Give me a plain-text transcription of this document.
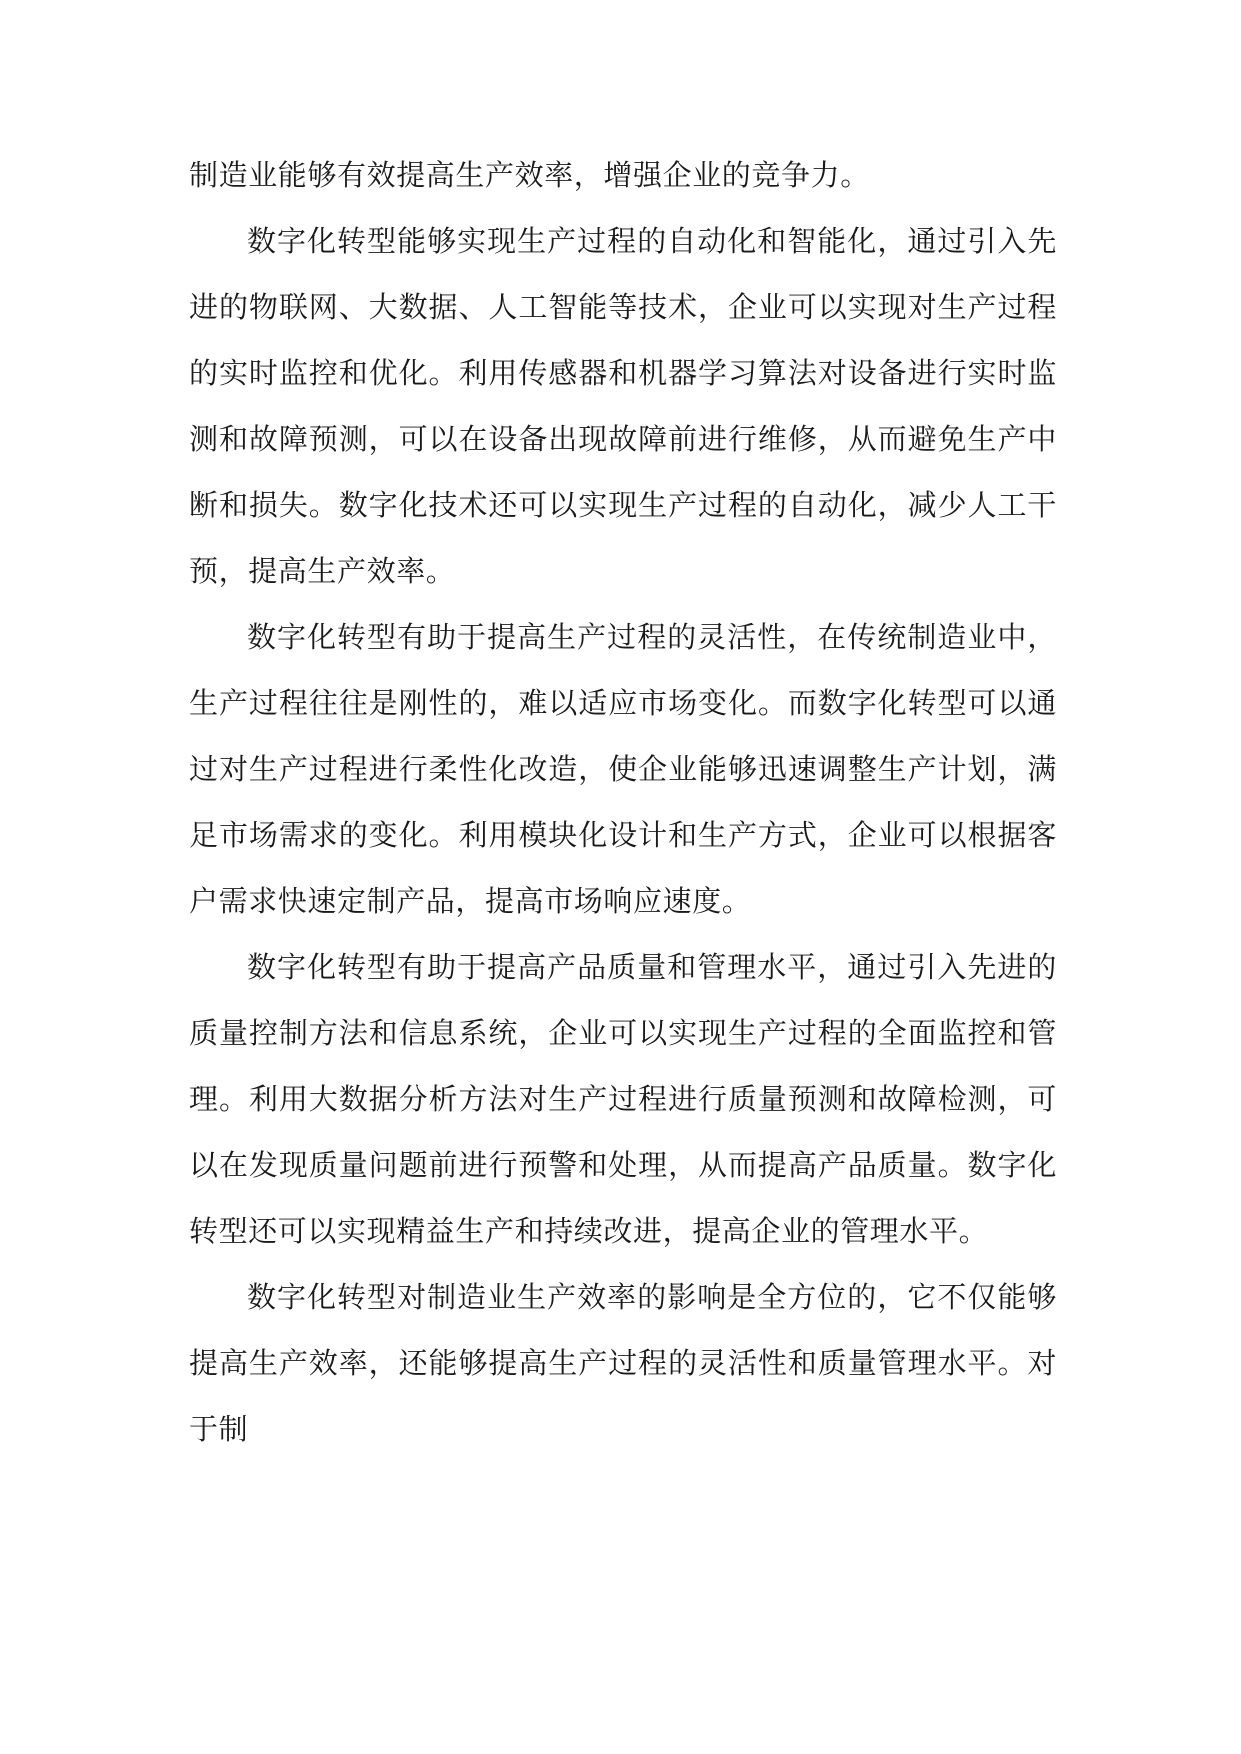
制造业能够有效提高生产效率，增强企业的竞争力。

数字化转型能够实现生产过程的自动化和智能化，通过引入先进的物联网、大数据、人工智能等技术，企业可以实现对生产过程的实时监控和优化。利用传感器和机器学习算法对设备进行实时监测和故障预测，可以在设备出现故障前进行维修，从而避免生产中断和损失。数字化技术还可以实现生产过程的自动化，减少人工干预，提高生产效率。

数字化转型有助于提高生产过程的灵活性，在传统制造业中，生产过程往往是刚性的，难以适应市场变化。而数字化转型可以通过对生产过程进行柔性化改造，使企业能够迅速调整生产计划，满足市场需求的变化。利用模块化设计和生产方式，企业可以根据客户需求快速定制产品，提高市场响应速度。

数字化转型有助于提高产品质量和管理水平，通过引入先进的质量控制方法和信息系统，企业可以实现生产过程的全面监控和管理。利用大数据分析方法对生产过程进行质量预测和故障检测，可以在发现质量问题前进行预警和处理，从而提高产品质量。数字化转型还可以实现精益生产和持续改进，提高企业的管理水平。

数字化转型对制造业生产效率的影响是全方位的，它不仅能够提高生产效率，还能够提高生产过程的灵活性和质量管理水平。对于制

————————

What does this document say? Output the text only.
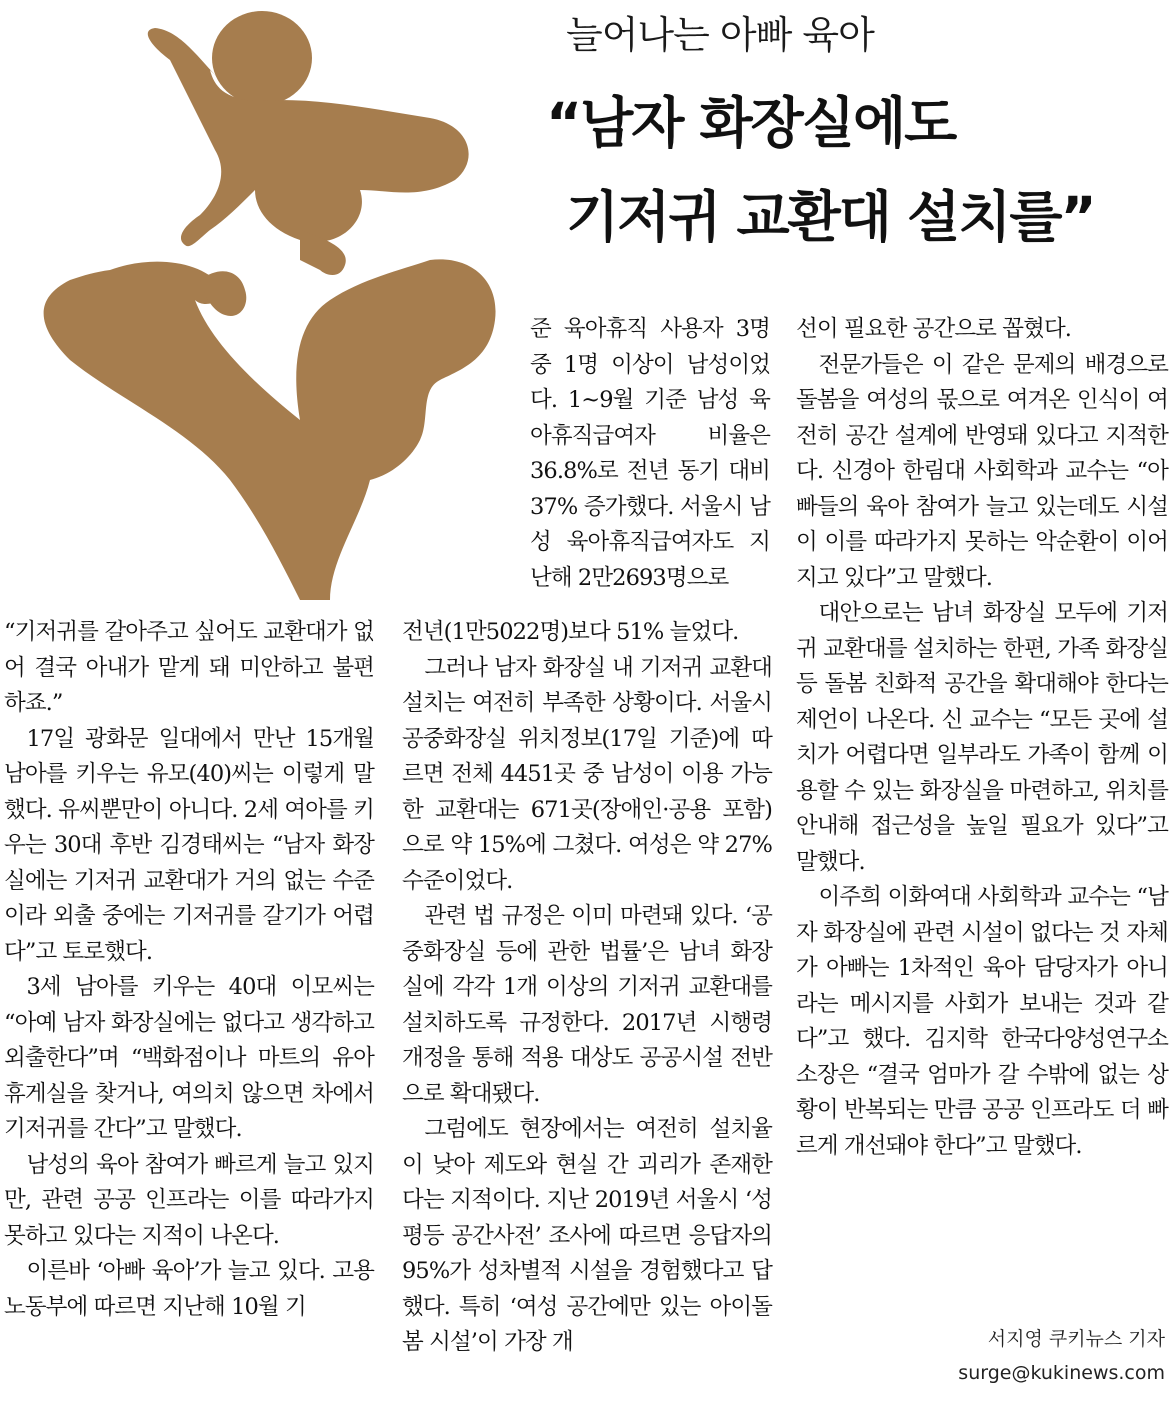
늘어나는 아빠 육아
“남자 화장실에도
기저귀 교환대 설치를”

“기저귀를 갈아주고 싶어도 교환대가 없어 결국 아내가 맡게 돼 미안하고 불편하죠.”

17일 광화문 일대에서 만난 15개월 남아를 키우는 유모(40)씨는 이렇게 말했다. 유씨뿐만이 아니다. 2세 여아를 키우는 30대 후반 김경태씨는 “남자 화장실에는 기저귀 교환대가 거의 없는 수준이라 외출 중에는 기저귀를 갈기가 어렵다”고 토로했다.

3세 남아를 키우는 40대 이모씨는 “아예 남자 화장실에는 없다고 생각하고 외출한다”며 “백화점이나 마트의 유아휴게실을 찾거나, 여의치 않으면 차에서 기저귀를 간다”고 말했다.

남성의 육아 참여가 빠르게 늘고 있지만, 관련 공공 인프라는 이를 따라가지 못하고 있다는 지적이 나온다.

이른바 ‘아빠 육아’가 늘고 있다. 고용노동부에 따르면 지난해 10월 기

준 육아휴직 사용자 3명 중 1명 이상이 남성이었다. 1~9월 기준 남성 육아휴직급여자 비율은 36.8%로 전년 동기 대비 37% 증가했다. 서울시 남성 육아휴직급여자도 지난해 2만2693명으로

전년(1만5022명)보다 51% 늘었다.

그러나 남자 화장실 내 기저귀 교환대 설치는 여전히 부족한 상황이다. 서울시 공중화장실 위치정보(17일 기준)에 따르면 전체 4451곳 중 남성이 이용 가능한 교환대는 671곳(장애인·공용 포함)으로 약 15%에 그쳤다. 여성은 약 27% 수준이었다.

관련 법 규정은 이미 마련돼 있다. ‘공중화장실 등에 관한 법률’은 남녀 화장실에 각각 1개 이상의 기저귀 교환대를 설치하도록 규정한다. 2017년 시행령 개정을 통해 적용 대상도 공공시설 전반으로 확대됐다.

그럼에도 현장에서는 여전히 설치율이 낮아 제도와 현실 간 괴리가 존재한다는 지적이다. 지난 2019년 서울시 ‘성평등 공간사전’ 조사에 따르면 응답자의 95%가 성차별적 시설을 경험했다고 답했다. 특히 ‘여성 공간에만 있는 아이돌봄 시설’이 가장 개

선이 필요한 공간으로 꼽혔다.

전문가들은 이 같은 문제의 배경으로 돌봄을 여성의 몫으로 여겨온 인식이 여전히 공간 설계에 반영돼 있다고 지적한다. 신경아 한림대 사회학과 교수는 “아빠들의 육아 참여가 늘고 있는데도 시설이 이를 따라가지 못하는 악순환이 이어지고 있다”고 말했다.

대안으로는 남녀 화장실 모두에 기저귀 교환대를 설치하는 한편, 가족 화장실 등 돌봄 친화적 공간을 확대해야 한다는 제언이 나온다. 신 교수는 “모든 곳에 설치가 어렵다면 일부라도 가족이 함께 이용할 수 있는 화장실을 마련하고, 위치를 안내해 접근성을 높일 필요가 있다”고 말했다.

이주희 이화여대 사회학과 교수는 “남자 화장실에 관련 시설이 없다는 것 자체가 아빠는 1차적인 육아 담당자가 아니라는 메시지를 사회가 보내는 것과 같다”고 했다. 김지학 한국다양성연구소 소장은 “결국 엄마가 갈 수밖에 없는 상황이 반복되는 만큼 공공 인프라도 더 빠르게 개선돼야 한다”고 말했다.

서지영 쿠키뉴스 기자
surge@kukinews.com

————————

* [Set problem]:
Identify every line where the string "this" appears.

* [Complete answer]:
Give me a plain-text transcription of this document.
What does this document say? Output the text only.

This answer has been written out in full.